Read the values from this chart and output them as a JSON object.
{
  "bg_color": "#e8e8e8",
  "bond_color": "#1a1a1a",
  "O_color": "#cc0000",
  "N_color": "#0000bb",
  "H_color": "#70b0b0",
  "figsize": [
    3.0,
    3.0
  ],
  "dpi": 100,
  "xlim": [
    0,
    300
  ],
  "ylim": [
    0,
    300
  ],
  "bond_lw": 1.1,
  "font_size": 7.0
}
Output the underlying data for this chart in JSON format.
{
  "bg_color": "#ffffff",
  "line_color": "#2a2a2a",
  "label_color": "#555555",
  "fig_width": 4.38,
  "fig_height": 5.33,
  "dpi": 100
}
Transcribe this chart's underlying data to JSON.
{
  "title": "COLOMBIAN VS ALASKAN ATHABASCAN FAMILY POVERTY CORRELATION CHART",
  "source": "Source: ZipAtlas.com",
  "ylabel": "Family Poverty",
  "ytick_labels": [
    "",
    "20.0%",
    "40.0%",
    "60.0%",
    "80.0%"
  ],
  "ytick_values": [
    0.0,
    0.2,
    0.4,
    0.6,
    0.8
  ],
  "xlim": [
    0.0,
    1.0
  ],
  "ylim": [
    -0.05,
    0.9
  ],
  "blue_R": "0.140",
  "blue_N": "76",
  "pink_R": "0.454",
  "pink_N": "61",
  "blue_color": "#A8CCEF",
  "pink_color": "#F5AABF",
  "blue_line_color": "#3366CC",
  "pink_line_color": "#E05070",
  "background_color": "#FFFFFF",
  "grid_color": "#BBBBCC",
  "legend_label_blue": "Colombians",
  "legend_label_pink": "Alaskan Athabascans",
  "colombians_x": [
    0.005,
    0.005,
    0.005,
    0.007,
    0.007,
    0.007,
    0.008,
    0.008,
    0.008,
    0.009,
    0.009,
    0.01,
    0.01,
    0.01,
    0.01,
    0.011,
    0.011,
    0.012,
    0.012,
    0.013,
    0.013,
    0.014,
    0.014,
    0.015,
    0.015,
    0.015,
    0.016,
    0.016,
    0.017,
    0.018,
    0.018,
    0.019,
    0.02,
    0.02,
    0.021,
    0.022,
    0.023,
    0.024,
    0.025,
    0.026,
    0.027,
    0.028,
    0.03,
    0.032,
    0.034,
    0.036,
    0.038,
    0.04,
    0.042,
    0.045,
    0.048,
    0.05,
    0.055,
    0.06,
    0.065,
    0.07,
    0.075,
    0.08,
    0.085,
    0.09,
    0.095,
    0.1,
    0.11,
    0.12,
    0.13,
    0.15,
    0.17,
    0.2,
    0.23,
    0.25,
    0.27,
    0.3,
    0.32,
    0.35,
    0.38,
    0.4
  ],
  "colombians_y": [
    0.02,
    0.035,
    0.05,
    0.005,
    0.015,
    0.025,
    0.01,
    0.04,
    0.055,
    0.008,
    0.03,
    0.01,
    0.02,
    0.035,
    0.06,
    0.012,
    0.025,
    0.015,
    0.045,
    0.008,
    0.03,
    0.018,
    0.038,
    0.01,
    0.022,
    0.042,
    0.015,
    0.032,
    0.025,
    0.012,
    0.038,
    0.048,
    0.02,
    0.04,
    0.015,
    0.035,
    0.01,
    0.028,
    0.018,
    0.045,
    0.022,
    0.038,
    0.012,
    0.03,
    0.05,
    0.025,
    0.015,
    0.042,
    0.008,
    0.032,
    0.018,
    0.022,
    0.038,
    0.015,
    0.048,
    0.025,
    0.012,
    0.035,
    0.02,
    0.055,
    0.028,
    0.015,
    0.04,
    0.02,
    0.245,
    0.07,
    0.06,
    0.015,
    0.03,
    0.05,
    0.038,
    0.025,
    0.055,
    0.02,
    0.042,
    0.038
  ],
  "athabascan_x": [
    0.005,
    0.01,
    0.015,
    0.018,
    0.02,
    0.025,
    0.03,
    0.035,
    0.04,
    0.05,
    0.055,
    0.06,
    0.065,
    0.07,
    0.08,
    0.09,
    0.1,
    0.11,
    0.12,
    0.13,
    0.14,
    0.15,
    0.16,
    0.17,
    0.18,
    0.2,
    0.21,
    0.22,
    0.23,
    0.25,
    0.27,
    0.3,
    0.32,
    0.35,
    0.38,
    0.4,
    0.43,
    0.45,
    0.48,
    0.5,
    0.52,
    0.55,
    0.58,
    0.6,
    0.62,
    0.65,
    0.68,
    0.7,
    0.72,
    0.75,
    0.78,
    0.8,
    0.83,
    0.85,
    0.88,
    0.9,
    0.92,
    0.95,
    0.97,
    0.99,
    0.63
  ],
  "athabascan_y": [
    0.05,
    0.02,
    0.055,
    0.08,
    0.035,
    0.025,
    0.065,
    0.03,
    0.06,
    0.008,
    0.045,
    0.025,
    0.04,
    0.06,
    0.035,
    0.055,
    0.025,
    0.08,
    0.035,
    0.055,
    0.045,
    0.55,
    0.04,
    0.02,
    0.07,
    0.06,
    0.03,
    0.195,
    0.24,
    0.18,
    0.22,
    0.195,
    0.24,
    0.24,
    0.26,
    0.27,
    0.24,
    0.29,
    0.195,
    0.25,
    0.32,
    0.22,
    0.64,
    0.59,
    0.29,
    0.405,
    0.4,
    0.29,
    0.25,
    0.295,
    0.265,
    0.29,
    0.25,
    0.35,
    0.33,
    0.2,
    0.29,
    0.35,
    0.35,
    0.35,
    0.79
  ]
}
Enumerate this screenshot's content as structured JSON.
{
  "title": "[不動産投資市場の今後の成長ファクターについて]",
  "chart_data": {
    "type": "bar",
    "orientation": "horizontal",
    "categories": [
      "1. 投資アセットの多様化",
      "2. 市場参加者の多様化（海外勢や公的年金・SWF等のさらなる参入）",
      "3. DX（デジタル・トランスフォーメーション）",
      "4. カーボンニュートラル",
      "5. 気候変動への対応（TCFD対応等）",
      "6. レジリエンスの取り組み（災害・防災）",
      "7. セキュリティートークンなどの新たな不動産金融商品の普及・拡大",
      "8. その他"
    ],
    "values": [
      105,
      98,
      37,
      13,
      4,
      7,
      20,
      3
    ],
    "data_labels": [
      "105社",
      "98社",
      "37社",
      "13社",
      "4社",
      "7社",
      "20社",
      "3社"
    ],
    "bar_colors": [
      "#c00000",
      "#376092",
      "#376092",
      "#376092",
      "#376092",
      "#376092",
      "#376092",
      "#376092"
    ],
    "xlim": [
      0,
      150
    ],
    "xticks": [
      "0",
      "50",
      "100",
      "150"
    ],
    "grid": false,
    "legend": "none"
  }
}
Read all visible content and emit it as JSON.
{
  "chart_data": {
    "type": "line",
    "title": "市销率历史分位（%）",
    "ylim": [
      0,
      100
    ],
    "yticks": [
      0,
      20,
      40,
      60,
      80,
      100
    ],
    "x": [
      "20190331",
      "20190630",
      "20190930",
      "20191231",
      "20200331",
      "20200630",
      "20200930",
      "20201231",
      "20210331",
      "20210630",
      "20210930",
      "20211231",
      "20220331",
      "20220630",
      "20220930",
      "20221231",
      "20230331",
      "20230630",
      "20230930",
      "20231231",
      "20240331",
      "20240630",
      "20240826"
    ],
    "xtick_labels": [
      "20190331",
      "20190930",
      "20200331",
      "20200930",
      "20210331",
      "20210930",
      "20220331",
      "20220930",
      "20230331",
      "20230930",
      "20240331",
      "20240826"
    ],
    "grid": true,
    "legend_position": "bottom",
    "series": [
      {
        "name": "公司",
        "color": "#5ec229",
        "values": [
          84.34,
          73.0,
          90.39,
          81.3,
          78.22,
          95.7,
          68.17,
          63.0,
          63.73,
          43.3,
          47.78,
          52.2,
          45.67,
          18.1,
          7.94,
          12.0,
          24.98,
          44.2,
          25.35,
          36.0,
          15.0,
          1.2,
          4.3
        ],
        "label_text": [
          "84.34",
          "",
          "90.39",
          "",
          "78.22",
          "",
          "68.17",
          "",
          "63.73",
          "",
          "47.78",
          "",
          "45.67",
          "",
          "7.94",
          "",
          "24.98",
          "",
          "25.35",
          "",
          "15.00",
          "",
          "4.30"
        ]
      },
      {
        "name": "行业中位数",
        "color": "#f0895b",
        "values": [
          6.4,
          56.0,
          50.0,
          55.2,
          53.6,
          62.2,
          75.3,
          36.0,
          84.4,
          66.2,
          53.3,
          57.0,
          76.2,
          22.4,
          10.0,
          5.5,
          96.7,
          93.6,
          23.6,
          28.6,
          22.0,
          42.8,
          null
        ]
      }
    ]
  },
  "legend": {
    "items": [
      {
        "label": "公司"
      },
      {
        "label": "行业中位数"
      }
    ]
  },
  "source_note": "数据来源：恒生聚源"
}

◆ Written problem ◆
State, as a bare number, how many lines of the listing hold the word "content".

◆ Task response ◆
2